**Work to be completed**.
All of the data below must be repeated exactly.

Start Information supplied

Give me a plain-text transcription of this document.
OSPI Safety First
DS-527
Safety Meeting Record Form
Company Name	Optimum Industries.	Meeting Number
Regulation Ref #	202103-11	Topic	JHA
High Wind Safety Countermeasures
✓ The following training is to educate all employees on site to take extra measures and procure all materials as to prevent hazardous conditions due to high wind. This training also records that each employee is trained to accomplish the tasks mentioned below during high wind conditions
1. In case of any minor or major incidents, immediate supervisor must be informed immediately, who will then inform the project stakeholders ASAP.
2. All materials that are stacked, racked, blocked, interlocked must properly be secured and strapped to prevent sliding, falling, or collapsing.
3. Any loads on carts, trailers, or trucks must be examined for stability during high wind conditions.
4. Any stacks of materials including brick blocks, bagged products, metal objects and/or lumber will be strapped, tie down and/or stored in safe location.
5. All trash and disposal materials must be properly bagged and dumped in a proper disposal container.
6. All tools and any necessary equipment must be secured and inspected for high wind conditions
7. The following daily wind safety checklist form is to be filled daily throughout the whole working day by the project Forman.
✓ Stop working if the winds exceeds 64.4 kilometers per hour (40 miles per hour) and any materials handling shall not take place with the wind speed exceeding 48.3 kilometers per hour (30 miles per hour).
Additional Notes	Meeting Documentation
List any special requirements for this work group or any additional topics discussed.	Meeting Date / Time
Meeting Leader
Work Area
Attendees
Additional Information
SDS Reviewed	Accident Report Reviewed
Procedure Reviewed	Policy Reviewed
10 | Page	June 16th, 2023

End Information supplied

**Result below**.
Give me a plain-text transcription of this document.
OSPI Safety First
DS-527
Safety Meeting Record Form
Company Name	Optimum Industries.	Meeting Number
Regulation Ref #	202103-11	Topic	JHA
High Wind Safety Countermeasures
✓ The following training is to educate all employees on site to take extra measures and procure all materials as to prevent hazardous conditions due to high wind. This training also records that each employee is trained to accomplish the tasks mentioned below during high wind conditions
1. In case of any minor or major incidents, immediate supervisor must be informed immediately, who will then inform the project stakeholders ASAP.
2. All materials that are stacked, racked, blocked, interlocked must properly be secured and strapped to prevent sliding, falling, or collapsing.
3. Any loads on carts, trailers, or trucks must be examined for stability during high wind conditions.
4. Any stacks of materials including brick blocks, bagged products, metal objects and/or lumber will be strapped, tie down and/or stored in safe location.
5. All trash and disposal materials must be properly bagged and dumped in a proper disposal container.
6. All tools and any necessary equipment must be secured and inspected for high wind conditions
7. The following daily wind safety checklist form is to be filled daily throughout the whole working day by the project Forman.
✓ Stop working if the winds exceeds 64.4 kilometers per hour (40 miles per hour) and any materials handling shall not take place with the wind speed exceeding 48.3 kilometers per hour (30 miles per hour).
Additional Notes	Meeting Documentation
List any special requirements for this work group or any additional topics discussed.	Meeting Date / Time
Meeting Leader
Work Area
Attendees
Additional Information
SDS Reviewed	Accident Report Reviewed
Procedure Reviewed	Policy Reviewed
10 | Page	June 16th, 2023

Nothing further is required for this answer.